# What the task asks
Could you repeat the listing below line for line, changing nothing?
*-*-*
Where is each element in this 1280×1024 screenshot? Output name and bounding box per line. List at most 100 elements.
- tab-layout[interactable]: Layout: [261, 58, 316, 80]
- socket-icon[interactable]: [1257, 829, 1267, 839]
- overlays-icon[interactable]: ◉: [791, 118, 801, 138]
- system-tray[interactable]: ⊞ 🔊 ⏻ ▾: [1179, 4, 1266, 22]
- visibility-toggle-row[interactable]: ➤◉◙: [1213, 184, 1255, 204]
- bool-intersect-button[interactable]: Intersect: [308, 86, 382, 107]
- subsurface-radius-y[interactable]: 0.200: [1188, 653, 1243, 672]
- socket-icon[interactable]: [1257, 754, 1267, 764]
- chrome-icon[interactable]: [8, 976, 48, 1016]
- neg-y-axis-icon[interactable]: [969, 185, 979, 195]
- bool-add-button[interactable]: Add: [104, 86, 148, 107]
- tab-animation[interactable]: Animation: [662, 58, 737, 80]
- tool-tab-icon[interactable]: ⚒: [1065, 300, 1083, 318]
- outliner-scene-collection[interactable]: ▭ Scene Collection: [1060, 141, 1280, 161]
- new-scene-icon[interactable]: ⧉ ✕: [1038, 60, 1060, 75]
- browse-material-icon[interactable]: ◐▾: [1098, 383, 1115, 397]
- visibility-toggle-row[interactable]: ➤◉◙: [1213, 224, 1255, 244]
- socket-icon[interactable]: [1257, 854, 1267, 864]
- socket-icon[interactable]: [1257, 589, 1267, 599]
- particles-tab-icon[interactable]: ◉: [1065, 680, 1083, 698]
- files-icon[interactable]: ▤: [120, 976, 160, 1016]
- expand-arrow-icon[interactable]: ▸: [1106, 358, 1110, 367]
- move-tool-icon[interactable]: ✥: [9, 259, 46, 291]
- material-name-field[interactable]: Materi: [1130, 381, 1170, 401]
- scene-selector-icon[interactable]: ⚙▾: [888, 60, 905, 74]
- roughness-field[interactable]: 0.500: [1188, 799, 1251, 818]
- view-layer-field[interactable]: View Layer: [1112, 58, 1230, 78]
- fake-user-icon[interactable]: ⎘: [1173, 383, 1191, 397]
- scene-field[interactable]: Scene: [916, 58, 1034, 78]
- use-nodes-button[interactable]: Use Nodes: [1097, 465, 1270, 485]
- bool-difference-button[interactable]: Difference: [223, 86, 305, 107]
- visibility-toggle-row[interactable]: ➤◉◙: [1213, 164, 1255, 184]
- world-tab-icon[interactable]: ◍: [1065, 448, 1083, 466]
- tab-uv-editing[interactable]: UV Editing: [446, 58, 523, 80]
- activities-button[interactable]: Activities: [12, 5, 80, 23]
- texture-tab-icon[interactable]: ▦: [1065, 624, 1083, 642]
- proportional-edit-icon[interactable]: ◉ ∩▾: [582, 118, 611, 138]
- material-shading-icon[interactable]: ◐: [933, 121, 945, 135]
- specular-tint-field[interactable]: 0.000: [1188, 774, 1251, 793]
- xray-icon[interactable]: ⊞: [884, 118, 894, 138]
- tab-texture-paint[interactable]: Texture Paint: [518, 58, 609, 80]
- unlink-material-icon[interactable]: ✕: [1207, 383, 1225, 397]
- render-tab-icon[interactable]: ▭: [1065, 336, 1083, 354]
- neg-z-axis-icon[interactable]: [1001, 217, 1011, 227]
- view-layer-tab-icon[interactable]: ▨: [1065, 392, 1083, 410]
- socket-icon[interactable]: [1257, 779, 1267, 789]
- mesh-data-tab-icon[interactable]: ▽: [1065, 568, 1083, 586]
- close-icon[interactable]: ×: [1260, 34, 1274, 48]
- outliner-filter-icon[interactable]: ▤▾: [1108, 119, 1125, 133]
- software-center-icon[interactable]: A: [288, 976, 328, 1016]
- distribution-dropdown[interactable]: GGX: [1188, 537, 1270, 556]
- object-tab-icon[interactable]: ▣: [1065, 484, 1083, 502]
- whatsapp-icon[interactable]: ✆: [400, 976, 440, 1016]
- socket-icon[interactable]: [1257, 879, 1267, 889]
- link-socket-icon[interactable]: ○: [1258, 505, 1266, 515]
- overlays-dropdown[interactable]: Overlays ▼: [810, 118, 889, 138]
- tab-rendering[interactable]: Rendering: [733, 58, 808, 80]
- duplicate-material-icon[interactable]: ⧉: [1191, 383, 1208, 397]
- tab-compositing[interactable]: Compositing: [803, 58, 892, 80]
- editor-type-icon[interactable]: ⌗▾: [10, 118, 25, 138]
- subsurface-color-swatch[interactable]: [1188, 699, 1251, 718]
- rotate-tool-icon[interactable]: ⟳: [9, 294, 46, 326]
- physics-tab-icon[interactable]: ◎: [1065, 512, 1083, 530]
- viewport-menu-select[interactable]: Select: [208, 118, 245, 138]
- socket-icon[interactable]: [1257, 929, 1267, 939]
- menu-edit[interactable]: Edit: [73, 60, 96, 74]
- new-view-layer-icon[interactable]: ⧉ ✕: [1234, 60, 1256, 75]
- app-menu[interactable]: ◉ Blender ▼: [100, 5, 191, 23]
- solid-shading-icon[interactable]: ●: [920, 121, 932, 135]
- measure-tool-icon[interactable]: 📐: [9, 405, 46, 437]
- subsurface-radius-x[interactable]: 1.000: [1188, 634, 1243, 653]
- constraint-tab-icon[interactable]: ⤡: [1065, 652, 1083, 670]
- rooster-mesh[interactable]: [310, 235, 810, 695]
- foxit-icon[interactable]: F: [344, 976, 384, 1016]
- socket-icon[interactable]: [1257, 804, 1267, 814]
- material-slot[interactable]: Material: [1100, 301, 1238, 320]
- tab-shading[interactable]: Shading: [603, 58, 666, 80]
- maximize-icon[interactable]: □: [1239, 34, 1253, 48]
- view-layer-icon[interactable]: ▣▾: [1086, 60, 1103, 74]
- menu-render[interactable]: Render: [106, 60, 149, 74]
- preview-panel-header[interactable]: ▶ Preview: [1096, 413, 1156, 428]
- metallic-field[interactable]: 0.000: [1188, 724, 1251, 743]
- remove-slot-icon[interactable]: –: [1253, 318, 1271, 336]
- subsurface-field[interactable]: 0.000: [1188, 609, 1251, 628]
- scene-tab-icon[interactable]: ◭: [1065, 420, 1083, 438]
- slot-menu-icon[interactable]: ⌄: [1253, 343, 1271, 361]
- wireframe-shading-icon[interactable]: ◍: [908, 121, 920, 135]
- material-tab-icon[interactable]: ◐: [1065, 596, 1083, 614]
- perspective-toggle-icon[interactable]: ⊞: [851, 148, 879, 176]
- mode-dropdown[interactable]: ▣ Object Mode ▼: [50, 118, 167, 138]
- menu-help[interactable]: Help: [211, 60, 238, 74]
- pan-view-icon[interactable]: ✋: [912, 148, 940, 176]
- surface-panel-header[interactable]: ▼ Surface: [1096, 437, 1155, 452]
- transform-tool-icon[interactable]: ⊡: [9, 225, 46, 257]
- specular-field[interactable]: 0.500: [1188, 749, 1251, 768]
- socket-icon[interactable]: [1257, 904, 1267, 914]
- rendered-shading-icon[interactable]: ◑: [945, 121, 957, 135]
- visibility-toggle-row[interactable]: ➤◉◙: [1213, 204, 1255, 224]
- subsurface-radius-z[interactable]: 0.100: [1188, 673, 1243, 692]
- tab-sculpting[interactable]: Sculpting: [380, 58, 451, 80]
*-*-*
# Exercise answer
Where is each element in this 1280×1024 screenshot? Output name and bounding box per line. List at most 100 elements.
- tab-layout[interactable]: Layout: [261, 58, 316, 80]
- socket-icon[interactable]: [1257, 829, 1267, 839]
- overlays-icon[interactable]: ◉: [791, 118, 801, 138]
- system-tray[interactable]: ⊞ 🔊 ⏻ ▾: [1179, 4, 1266, 22]
- visibility-toggle-row[interactable]: ➤◉◙: [1213, 184, 1255, 204]
- bool-intersect-button[interactable]: Intersect: [308, 86, 382, 107]
- subsurface-radius-y[interactable]: 0.200: [1188, 653, 1243, 672]
- socket-icon[interactable]: [1257, 754, 1267, 764]
- chrome-icon[interactable]: [8, 976, 48, 1016]
- neg-y-axis-icon[interactable]: [969, 185, 979, 195]
- bool-add-button[interactable]: Add: [104, 86, 148, 107]
- tab-animation[interactable]: Animation: [662, 58, 737, 80]
- tool-tab-icon[interactable]: ⚒: [1065, 300, 1083, 318]
- outliner-scene-collection[interactable]: ▭ Scene Collection: [1060, 141, 1280, 161]
- new-scene-icon[interactable]: ⧉ ✕: [1038, 60, 1060, 75]
- browse-material-icon[interactable]: ◐▾: [1098, 383, 1115, 397]
- visibility-toggle-row[interactable]: ➤◉◙: [1213, 224, 1255, 244]
- socket-icon[interactable]: [1257, 854, 1267, 864]
- socket-icon[interactable]: [1257, 589, 1267, 599]
- particles-tab-icon[interactable]: ◉: [1065, 680, 1083, 698]
- files-icon[interactable]: ▤: [120, 976, 160, 1016]
- expand-arrow-icon[interactable]: ▸: [1106, 358, 1110, 367]
- move-tool-icon[interactable]: ✥: [9, 259, 46, 291]
- material-name-field[interactable]: Materi: [1130, 381, 1170, 401]
- scene-selector-icon[interactable]: ⚙▾: [888, 60, 905, 74]
- roughness-field[interactable]: 0.500: [1188, 799, 1251, 818]
- view-layer-field[interactable]: View Layer: [1112, 58, 1230, 78]
- fake-user-icon[interactable]: ⎘: [1173, 383, 1191, 397]
- scene-field[interactable]: Scene: [916, 58, 1034, 78]
- use-nodes-button[interactable]: Use Nodes: [1097, 465, 1270, 485]
- bool-difference-button[interactable]: Difference: [223, 86, 305, 107]
- visibility-toggle-row[interactable]: ➤◉◙: [1213, 164, 1255, 184]
- world-tab-icon[interactable]: ◍: [1065, 448, 1083, 466]
- tab-uv-editing[interactable]: UV Editing: [446, 58, 523, 80]
- activities-button[interactable]: Activities: [12, 5, 80, 23]
- texture-tab-icon[interactable]: ▦: [1065, 624, 1083, 642]
- proportional-edit-icon[interactable]: ◉ ∩▾: [582, 118, 611, 138]
- material-shading-icon[interactable]: ◐: [933, 121, 945, 135]
- specular-tint-field[interactable]: 0.000: [1188, 774, 1251, 793]
- xray-icon[interactable]: ⊞: [884, 118, 894, 138]
- tab-texture-paint[interactable]: Texture Paint: [518, 58, 609, 80]
- unlink-material-icon[interactable]: ✕: [1207, 383, 1225, 397]
- render-tab-icon[interactable]: ▭: [1065, 336, 1083, 354]
- neg-z-axis-icon[interactable]: [1001, 217, 1011, 227]
- view-layer-tab-icon[interactable]: ▨: [1065, 392, 1083, 410]
- socket-icon[interactable]: [1257, 779, 1267, 789]
- mesh-data-tab-icon[interactable]: ▽: [1065, 568, 1083, 586]
- close-icon[interactable]: ×: [1260, 34, 1274, 48]
- outliner-filter-icon[interactable]: ▤▾: [1108, 119, 1125, 133]
- software-center-icon[interactable]: A: [288, 976, 328, 1016]
- distribution-dropdown[interactable]: GGX: [1188, 537, 1270, 556]
- object-tab-icon[interactable]: ▣: [1065, 484, 1083, 502]
- whatsapp-icon[interactable]: ✆: [400, 976, 440, 1016]
- socket-icon[interactable]: [1257, 879, 1267, 889]
- link-socket-icon[interactable]: ○: [1258, 505, 1266, 515]
- overlays-dropdown[interactable]: Overlays ▼: [810, 118, 889, 138]
- tab-rendering[interactable]: Rendering: [733, 58, 808, 80]
- duplicate-material-icon[interactable]: ⧉: [1191, 383, 1208, 397]
- tab-compositing[interactable]: Compositing: [803, 58, 892, 80]
- editor-type-icon[interactable]: ⌗▾: [10, 118, 25, 138]
- subsurface-color-swatch[interactable]: [1188, 699, 1251, 718]
- rotate-tool-icon[interactable]: ⟳: [9, 294, 46, 326]
- physics-tab-icon[interactable]: ◎: [1065, 512, 1083, 530]
- viewport-menu-select[interactable]: Select: [208, 118, 245, 138]
- socket-icon[interactable]: [1257, 929, 1267, 939]
- menu-edit[interactable]: Edit: [73, 60, 96, 74]
- new-view-layer-icon[interactable]: ⧉ ✕: [1234, 60, 1256, 75]
- app-menu[interactable]: ◉ Blender ▼: [100, 5, 191, 23]
- solid-shading-icon[interactable]: ●: [920, 121, 932, 135]
- measure-tool-icon[interactable]: 📐: [9, 405, 46, 437]
- subsurface-radius-x[interactable]: 1.000: [1188, 634, 1243, 653]
- constraint-tab-icon[interactable]: ⤡: [1065, 652, 1083, 670]
- rooster-mesh[interactable]: [310, 235, 810, 695]
- foxit-icon[interactable]: F: [344, 976, 384, 1016]
- socket-icon[interactable]: [1257, 804, 1267, 814]
- material-slot[interactable]: Material: [1100, 301, 1238, 320]
- tab-shading[interactable]: Shading: [603, 58, 666, 80]
- maximize-icon[interactable]: □: [1239, 34, 1253, 48]
- view-layer-icon[interactable]: ▣▾: [1086, 60, 1103, 74]
- menu-render[interactable]: Render: [106, 60, 149, 74]
- preview-panel-header[interactable]: ▶ Preview: [1096, 413, 1156, 428]
- metallic-field[interactable]: 0.000: [1188, 724, 1251, 743]
- remove-slot-icon[interactable]: –: [1253, 318, 1271, 336]
- subsurface-field[interactable]: 0.000: [1188, 609, 1251, 628]
- scene-tab-icon[interactable]: ◭: [1065, 420, 1083, 438]
- slot-menu-icon[interactable]: ⌄: [1253, 343, 1271, 361]
- wireframe-shading-icon[interactable]: ◍: [908, 121, 920, 135]
- material-tab-icon[interactable]: ◐: [1065, 596, 1083, 614]
- perspective-toggle-icon[interactable]: ⊞: [851, 148, 879, 176]
- mode-dropdown[interactable]: ▣ Object Mode ▼: [50, 118, 167, 138]
- menu-help[interactable]: Help: [211, 60, 238, 74]
- pan-view-icon[interactable]: ✋: [912, 148, 940, 176]
- surface-panel-header[interactable]: ▼ Surface: [1096, 437, 1155, 452]
- transform-tool-icon[interactable]: ⊡: [9, 225, 46, 257]
- specular-field[interactable]: 0.500: [1188, 749, 1251, 768]
- socket-icon[interactable]: [1257, 904, 1267, 914]
- rendered-shading-icon[interactable]: ◑: [945, 121, 957, 135]
- visibility-toggle-row[interactable]: ➤◉◙: [1213, 204, 1255, 224]
- subsurface-radius-z[interactable]: 0.100: [1188, 673, 1243, 692]
- tab-sculpting[interactable]: Sculpting: [380, 58, 451, 80]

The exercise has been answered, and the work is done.